DATASET ROWS:
*****

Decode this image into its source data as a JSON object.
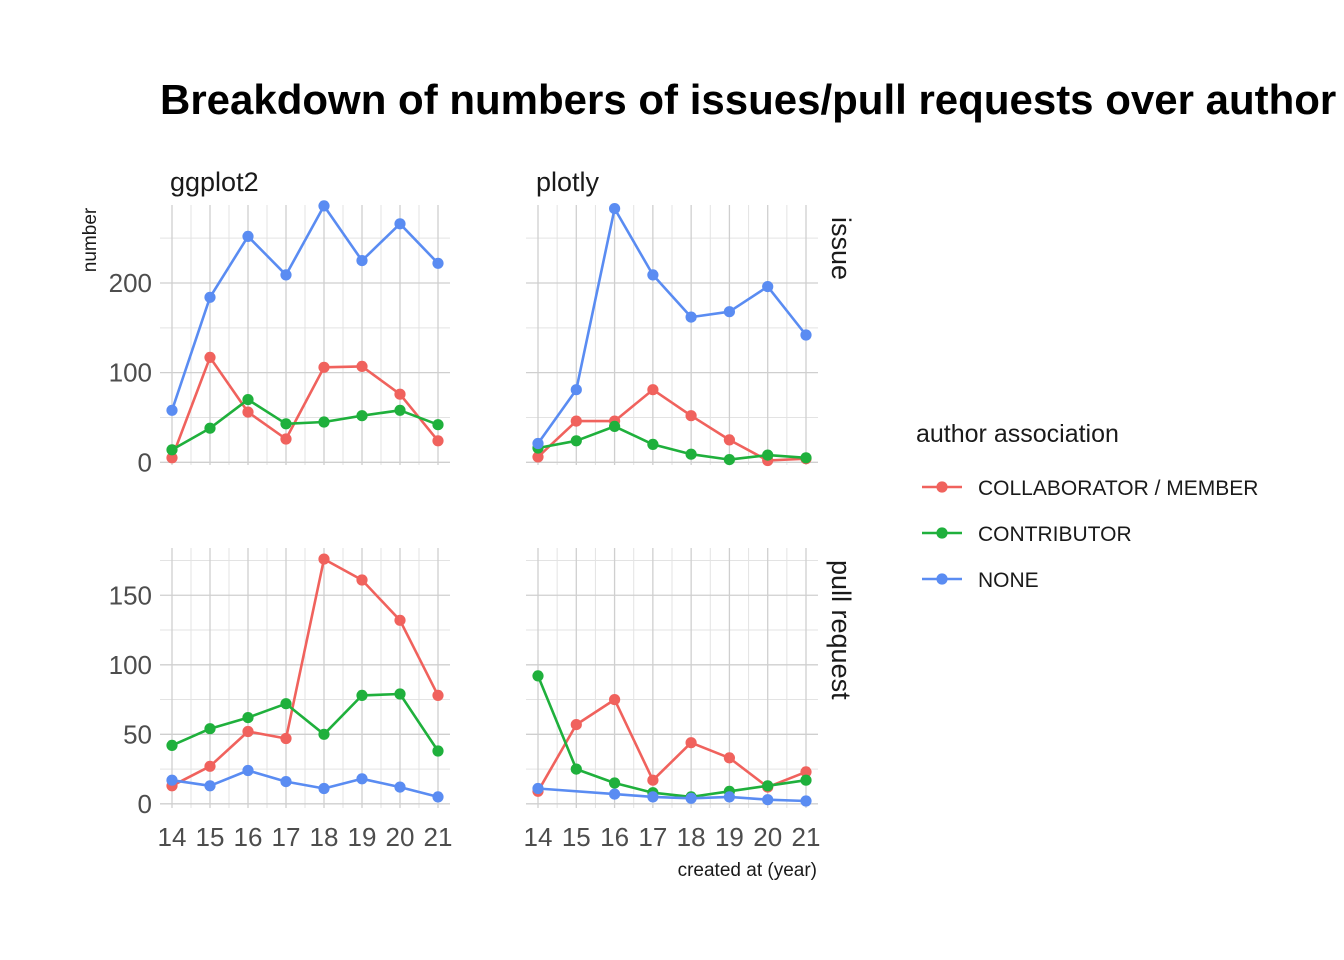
{
  "chart_data": {
    "type": "line",
    "title": "Breakdown of numbers of issues/pull requests over author association",
    "xlabel": "created at (year)",
    "ylabel": "number",
    "x": [
      14,
      15,
      16,
      17,
      18,
      19,
      20,
      21
    ],
    "x_tick_labels": [
      "14",
      "15",
      "16",
      "17",
      "18",
      "19",
      "20",
      "21"
    ],
    "column_facets": [
      "ggplot2",
      "plotly"
    ],
    "row_facets": [
      "issue",
      "pull request"
    ],
    "rows": [
      {
        "name": "issue",
        "ylim": [
          -3,
          287
        ],
        "y_ticks": [
          0,
          100,
          200
        ],
        "y_tick_labels": [
          "0",
          "100",
          "200"
        ],
        "panels": [
          {
            "name": "ggplot2",
            "series": [
              {
                "name": "COLLABORATOR / MEMBER",
                "values": [
                  5,
                  117,
                  56,
                  26,
                  106,
                  107,
                  76,
                  24
                ]
              },
              {
                "name": "CONTRIBUTOR",
                "values": [
                  14,
                  38,
                  70,
                  43,
                  45,
                  52,
                  58,
                  42
                ]
              },
              {
                "name": "NONE",
                "values": [
                  58,
                  184,
                  252,
                  209,
                  286,
                  225,
                  266,
                  222
                ]
              }
            ]
          },
          {
            "name": "plotly",
            "series": [
              {
                "name": "COLLABORATOR / MEMBER",
                "values": [
                  6,
                  46,
                  46,
                  81,
                  52,
                  25,
                  2,
                  4
                ]
              },
              {
                "name": "CONTRIBUTOR",
                "values": [
                  16,
                  24,
                  40,
                  20,
                  9,
                  3,
                  8,
                  5
                ]
              },
              {
                "name": "NONE",
                "values": [
                  21,
                  81,
                  283,
                  209,
                  162,
                  168,
                  196,
                  142
                ]
              }
            ]
          }
        ]
      },
      {
        "name": "pull request",
        "ylim": [
          -3,
          184
        ],
        "y_ticks": [
          0,
          50,
          100,
          150
        ],
        "y_tick_labels": [
          "0",
          "50",
          "100",
          "150"
        ],
        "panels": [
          {
            "name": "ggplot2",
            "series": [
              {
                "name": "COLLABORATOR / MEMBER",
                "values": [
                  13,
                  27,
                  52,
                  47,
                  176,
                  161,
                  132,
                  78
                ]
              },
              {
                "name": "CONTRIBUTOR",
                "values": [
                  42,
                  54,
                  62,
                  72,
                  50,
                  78,
                  79,
                  38
                ]
              },
              {
                "name": "NONE",
                "values": [
                  17,
                  13,
                  24,
                  16,
                  11,
                  18,
                  12,
                  5
                ]
              }
            ]
          },
          {
            "name": "plotly",
            "series": [
              {
                "name": "COLLABORATOR / MEMBER",
                "values": [
                  9,
                  57,
                  75,
                  17,
                  44,
                  33,
                  12,
                  23
                ]
              },
              {
                "name": "CONTRIBUTOR",
                "values": [
                  92,
                  25,
                  15,
                  8,
                  5,
                  9,
                  13,
                  17
                ]
              },
              {
                "name": "NONE",
                "values": [
                  11,
                  null,
                  7,
                  5,
                  4,
                  5,
                  3,
                  2
                ]
              }
            ]
          }
        ]
      }
    ],
    "legend": {
      "title": "author association",
      "position": "right",
      "items": [
        {
          "name": "COLLABORATOR / MEMBER",
          "color": "#F0625D"
        },
        {
          "name": "CONTRIBUTOR",
          "color": "#1FB03C"
        },
        {
          "name": "NONE",
          "color": "#5A8CF2"
        }
      ]
    },
    "grid": true
  }
}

*****

EXERCISE TASK: Copy out every line from the material above in which the word "color" appears.

ANSWER:
          "color": "#F0625D"
          "color": "#1FB03C"
          "color": "#5A8CF2"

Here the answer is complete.